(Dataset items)
━━━━━━━━━━━━━━━━━━━━

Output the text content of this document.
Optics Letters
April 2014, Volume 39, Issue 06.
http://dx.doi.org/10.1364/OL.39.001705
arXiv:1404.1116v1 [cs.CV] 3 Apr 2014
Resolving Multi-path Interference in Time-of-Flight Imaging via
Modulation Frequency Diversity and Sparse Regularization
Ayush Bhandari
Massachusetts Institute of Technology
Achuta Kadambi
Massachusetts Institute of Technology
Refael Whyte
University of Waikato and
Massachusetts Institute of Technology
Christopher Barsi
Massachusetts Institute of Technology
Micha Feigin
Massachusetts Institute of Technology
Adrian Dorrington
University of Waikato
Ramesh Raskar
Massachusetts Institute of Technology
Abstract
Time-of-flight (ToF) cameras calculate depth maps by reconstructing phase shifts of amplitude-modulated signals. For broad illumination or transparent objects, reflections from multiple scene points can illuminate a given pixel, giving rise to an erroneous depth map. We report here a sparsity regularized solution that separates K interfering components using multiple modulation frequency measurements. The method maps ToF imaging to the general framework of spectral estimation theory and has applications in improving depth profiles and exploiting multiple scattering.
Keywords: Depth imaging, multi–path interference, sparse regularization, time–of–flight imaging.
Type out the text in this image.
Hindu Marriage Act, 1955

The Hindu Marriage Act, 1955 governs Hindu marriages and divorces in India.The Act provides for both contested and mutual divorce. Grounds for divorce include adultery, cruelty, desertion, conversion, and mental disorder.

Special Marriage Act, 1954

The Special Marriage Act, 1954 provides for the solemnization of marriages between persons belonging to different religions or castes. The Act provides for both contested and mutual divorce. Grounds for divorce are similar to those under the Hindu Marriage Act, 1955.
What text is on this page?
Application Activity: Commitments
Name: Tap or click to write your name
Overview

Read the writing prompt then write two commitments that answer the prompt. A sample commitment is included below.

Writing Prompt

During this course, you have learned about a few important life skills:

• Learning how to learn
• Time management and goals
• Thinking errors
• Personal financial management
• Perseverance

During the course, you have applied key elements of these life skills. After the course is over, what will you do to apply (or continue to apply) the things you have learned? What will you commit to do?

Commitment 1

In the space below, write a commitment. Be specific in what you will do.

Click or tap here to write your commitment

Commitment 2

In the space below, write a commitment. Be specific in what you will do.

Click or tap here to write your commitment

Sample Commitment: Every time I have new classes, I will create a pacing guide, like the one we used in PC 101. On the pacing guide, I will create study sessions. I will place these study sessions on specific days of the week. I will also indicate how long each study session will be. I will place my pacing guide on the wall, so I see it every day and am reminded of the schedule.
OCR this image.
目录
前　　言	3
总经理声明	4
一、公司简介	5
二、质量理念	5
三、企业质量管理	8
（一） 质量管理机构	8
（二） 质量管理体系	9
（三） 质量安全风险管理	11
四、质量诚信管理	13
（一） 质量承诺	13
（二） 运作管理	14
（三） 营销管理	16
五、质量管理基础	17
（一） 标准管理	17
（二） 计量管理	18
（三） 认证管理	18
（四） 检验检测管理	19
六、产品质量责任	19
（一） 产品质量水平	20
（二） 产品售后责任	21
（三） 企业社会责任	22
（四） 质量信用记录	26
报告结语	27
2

━━━━━━━━━━━━━━━━━━━━

THE EXERCISE:
Exactly as written, please output every entry.

WRITTEN RESPONSE:
Output the text content of this document.
Optics Letters
April 2014, Volume 39, Issue 06.
http://dx.doi.org/10.1364/OL.39.001705
arXiv:1404.1116v1 [cs.CV] 3 Apr 2014
Resolving Multi-path Interference in Time-of-Flight Imaging via
Modulation Frequency Diversity and Sparse Regularization
Ayush Bhandari
Massachusetts Institute of Technology
Achuta Kadambi
Massachusetts Institute of Technology
Refael Whyte
University of Waikato and
Massachusetts Institute of Technology
Christopher Barsi
Massachusetts Institute of Technology
Micha Feigin
Massachusetts Institute of Technology
Adrian Dorrington
University of Waikato
Ramesh Raskar
Massachusetts Institute of Technology
Abstract
Time-of-flight (ToF) cameras calculate depth maps by reconstructing phase shifts of amplitude-modulated signals. For broad illumination or transparent objects, reflections from multiple scene points can illuminate a given pixel, giving rise to an erroneous depth map. We report here a sparsity regularized solution that separates K interfering components using multiple modulation frequency measurements. The method maps ToF imaging to the general framework of spectral estimation theory and has applications in improving depth profiles and exploiting multiple scattering.
Keywords: Depth imaging, multi–path interference, sparse regularization, time–of–flight imaging.
Type out the text in this image.
Hindu Marriage Act, 1955

The Hindu Marriage Act, 1955 governs Hindu marriages and divorces in India.The Act provides for both contested and mutual divorce. Grounds for divorce include adultery, cruelty, desertion, conversion, and mental disorder.

Special Marriage Act, 1954

The Special Marriage Act, 1954 provides for the solemnization of marriages between persons belonging to different religions or castes. The Act provides for both contested and mutual divorce. Grounds for divorce are similar to those under the Hindu Marriage Act, 1955.
What text is on this page?
Application Activity: Commitments
Name: Tap or click to write your name
Overview

Read the writing prompt then write two commitments that answer the prompt. A sample commitment is included below.

Writing Prompt

During this course, you have learned about a few important life skills:

• Learning how to learn
• Time management and goals
• Thinking errors
• Personal financial management
• Perseverance

During the course, you have applied key elements of these life skills. After the course is over, what will you do to apply (or continue to apply) the things you have learned? What will you commit to do?

Commitment 1

In the space below, write a commitment. Be specific in what you will do.

Click or tap here to write your commitment

Commitment 2

In the space below, write a commitment. Be specific in what you will do.

Click or tap here to write your commitment

Sample Commitment: Every time I have new classes, I will create a pacing guide, like the one we used in PC 101. On the pacing guide, I will create study sessions. I will place these study sessions on specific days of the week. I will also indicate how long each study session will be. I will place my pacing guide on the wall, so I see it every day and am reminded of the schedule.
OCR this image.
目录
前　　言	3
总经理声明	4
一、公司简介	5
二、质量理念	5
三、企业质量管理	8
（一） 质量管理机构	8
（二） 质量管理体系	9
（三） 质量安全风险管理	11
四、质量诚信管理	13
（一） 质量承诺	13
（二） 运作管理	14
（三） 营销管理	16
五、质量管理基础	17
（一） 标准管理	17
（二） 计量管理	18
（三） 认证管理	18
（四） 检验检测管理	19
六、产品质量责任	19
（一） 产品质量水平	20
（二） 产品售后责任	21
（三） 企业社会责任	22
（四） 质量信用记录	26
报告结语	27
2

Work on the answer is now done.